# Written request
Print out every line, exactly as written.

# Materials provided
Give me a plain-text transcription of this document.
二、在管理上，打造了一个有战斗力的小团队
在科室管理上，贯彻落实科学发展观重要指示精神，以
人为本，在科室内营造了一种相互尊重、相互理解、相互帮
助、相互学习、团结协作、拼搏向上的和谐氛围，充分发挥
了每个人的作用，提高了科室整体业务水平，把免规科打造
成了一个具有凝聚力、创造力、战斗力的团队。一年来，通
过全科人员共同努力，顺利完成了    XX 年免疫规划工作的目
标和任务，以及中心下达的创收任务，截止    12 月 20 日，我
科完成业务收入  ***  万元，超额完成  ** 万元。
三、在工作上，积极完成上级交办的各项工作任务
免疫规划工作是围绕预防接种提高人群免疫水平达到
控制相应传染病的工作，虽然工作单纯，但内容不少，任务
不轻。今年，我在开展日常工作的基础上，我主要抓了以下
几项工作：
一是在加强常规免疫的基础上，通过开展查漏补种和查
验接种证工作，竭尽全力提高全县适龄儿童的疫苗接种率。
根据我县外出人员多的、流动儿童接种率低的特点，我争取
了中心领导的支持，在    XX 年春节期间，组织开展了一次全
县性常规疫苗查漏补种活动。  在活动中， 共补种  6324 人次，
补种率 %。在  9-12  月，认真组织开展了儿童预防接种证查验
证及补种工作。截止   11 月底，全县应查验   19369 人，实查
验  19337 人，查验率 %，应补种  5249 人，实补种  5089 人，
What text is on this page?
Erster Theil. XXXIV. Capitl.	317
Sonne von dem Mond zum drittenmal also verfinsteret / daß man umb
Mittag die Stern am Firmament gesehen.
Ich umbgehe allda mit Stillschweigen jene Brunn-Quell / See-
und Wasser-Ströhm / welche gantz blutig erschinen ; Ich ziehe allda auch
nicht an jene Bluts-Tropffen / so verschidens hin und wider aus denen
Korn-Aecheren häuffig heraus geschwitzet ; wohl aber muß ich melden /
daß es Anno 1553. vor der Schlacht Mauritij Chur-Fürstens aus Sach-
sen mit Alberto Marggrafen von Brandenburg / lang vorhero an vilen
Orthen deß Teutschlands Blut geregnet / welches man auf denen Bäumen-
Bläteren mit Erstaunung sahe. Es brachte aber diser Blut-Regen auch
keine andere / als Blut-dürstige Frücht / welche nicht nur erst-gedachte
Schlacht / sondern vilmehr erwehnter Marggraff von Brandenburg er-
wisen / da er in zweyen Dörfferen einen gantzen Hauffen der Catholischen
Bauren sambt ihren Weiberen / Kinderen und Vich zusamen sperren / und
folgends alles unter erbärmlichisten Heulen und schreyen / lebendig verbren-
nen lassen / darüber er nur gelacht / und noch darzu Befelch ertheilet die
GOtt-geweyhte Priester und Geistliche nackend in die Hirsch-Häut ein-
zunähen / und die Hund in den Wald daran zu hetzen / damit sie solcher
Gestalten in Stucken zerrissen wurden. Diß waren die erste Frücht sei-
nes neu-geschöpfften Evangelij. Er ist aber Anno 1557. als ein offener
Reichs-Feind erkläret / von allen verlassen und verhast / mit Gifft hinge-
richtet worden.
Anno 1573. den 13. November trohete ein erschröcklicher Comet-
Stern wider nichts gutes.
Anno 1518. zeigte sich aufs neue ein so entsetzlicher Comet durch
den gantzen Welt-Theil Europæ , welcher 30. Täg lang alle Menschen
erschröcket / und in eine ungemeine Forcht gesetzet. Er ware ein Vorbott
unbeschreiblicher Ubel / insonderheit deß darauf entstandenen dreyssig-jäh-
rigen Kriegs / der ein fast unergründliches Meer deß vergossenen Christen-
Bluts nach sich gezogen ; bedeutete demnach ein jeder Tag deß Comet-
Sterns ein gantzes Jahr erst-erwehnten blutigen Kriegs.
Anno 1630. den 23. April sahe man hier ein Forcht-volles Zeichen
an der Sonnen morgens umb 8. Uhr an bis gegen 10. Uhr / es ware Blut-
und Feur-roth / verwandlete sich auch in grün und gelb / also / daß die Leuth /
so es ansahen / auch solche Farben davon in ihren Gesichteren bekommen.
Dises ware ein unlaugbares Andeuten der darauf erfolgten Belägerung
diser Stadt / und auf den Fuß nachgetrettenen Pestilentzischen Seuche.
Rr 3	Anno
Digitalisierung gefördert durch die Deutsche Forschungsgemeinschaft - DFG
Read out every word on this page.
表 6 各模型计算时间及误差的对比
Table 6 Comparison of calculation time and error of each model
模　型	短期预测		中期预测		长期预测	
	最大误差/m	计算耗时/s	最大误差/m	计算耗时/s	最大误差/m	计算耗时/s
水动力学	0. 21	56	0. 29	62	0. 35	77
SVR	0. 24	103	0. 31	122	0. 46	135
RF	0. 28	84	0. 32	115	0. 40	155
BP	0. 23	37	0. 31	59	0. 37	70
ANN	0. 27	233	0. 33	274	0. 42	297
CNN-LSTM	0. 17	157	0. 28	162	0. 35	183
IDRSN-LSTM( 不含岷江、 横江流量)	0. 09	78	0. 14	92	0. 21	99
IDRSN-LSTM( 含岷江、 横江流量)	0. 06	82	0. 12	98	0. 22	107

# Answer to the problem
Give me a plain-text transcription of this document.
二、在管理上，打造了一个有战斗力的小团队
在科室管理上，贯彻落实科学发展观重要指示精神，以
人为本，在科室内营造了一种相互尊重、相互理解、相互帮
助、相互学习、团结协作、拼搏向上的和谐氛围，充分发挥
了每个人的作用，提高了科室整体业务水平，把免规科打造
成了一个具有凝聚力、创造力、战斗力的团队。一年来，通
过全科人员共同努力，顺利完成了    XX 年免疫规划工作的目
标和任务，以及中心下达的创收任务，截止    12 月 20 日，我
科完成业务收入  ***  万元，超额完成  ** 万元。
三、在工作上，积极完成上级交办的各项工作任务
免疫规划工作是围绕预防接种提高人群免疫水平达到
控制相应传染病的工作，虽然工作单纯，但内容不少，任务
不轻。今年，我在开展日常工作的基础上，我主要抓了以下
几项工作：
一是在加强常规免疫的基础上，通过开展查漏补种和查
验接种证工作，竭尽全力提高全县适龄儿童的疫苗接种率。
根据我县外出人员多的、流动儿童接种率低的特点，我争取
了中心领导的支持，在    XX 年春节期间，组织开展了一次全
县性常规疫苗查漏补种活动。  在活动中， 共补种  6324 人次，
补种率 %。在  9-12  月，认真组织开展了儿童预防接种证查验
证及补种工作。截止   11 月底，全县应查验   19369 人，实查
验  19337 人，查验率 %，应补种  5249 人，实补种  5089 人，
What text is on this page?
Erster Theil. XXXIV. Capitl.	317
Sonne von dem Mond zum drittenmal also verfinsteret / daß man umb
Mittag die Stern am Firmament gesehen.
Ich umbgehe allda mit Stillschweigen jene Brunn-Quell / See-
und Wasser-Ströhm / welche gantz blutig erschinen ; Ich ziehe allda auch
nicht an jene Bluts-Tropffen / so verschidens hin und wider aus denen
Korn-Aecheren häuffig heraus geschwitzet ; wohl aber muß ich melden /
daß es Anno 1553. vor der Schlacht Mauritij Chur-Fürstens aus Sach-
sen mit Alberto Marggrafen von Brandenburg / lang vorhero an vilen
Orthen deß Teutschlands Blut geregnet / welches man auf denen Bäumen-
Bläteren mit Erstaunung sahe. Es brachte aber diser Blut-Regen auch
keine andere / als Blut-dürstige Frücht / welche nicht nur erst-gedachte
Schlacht / sondern vilmehr erwehnter Marggraff von Brandenburg er-
wisen / da er in zweyen Dörfferen einen gantzen Hauffen der Catholischen
Bauren sambt ihren Weiberen / Kinderen und Vich zusamen sperren / und
folgends alles unter erbärmlichisten Heulen und schreyen / lebendig verbren-
nen lassen / darüber er nur gelacht / und noch darzu Befelch ertheilet die
GOtt-geweyhte Priester und Geistliche nackend in die Hirsch-Häut ein-
zunähen / und die Hund in den Wald daran zu hetzen / damit sie solcher
Gestalten in Stucken zerrissen wurden. Diß waren die erste Frücht sei-
nes neu-geschöpfften Evangelij. Er ist aber Anno 1557. als ein offener
Reichs-Feind erkläret / von allen verlassen und verhast / mit Gifft hinge-
richtet worden.
Anno 1573. den 13. November trohete ein erschröcklicher Comet-
Stern wider nichts gutes.
Anno 1518. zeigte sich aufs neue ein so entsetzlicher Comet durch
den gantzen Welt-Theil Europæ , welcher 30. Täg lang alle Menschen
erschröcket / und in eine ungemeine Forcht gesetzet. Er ware ein Vorbott
unbeschreiblicher Ubel / insonderheit deß darauf entstandenen dreyssig-jäh-
rigen Kriegs / der ein fast unergründliches Meer deß vergossenen Christen-
Bluts nach sich gezogen ; bedeutete demnach ein jeder Tag deß Comet-
Sterns ein gantzes Jahr erst-erwehnten blutigen Kriegs.
Anno 1630. den 23. April sahe man hier ein Forcht-volles Zeichen
an der Sonnen morgens umb 8. Uhr an bis gegen 10. Uhr / es ware Blut-
und Feur-roth / verwandlete sich auch in grün und gelb / also / daß die Leuth /
so es ansahen / auch solche Farben davon in ihren Gesichteren bekommen.
Dises ware ein unlaugbares Andeuten der darauf erfolgten Belägerung
diser Stadt / und auf den Fuß nachgetrettenen Pestilentzischen Seuche.
Rr 3	Anno
Digitalisierung gefördert durch die Deutsche Forschungsgemeinschaft - DFG
Read out every word on this page.
表 6 各模型计算时间及误差的对比
Table 6 Comparison of calculation time and error of each model
模　型	短期预测		中期预测		长期预测	
	最大误差/m	计算耗时/s	最大误差/m	计算耗时/s	最大误差/m	计算耗时/s
水动力学	0. 21	56	0. 29	62	0. 35	77
SVR	0. 24	103	0. 31	122	0. 46	135
RF	0. 28	84	0. 32	115	0. 40	155
BP	0. 23	37	0. 31	59	0. 37	70
ANN	0. 27	233	0. 33	274	0. 42	297
CNN-LSTM	0. 17	157	0. 28	162	0. 35	183
IDRSN-LSTM( 不含岷江、 横江流量)	0. 09	78	0. 14	92	0. 21	99
IDRSN-LSTM( 含岷江、 横江流量)	0. 06	82	0. 12	98	0. 22	107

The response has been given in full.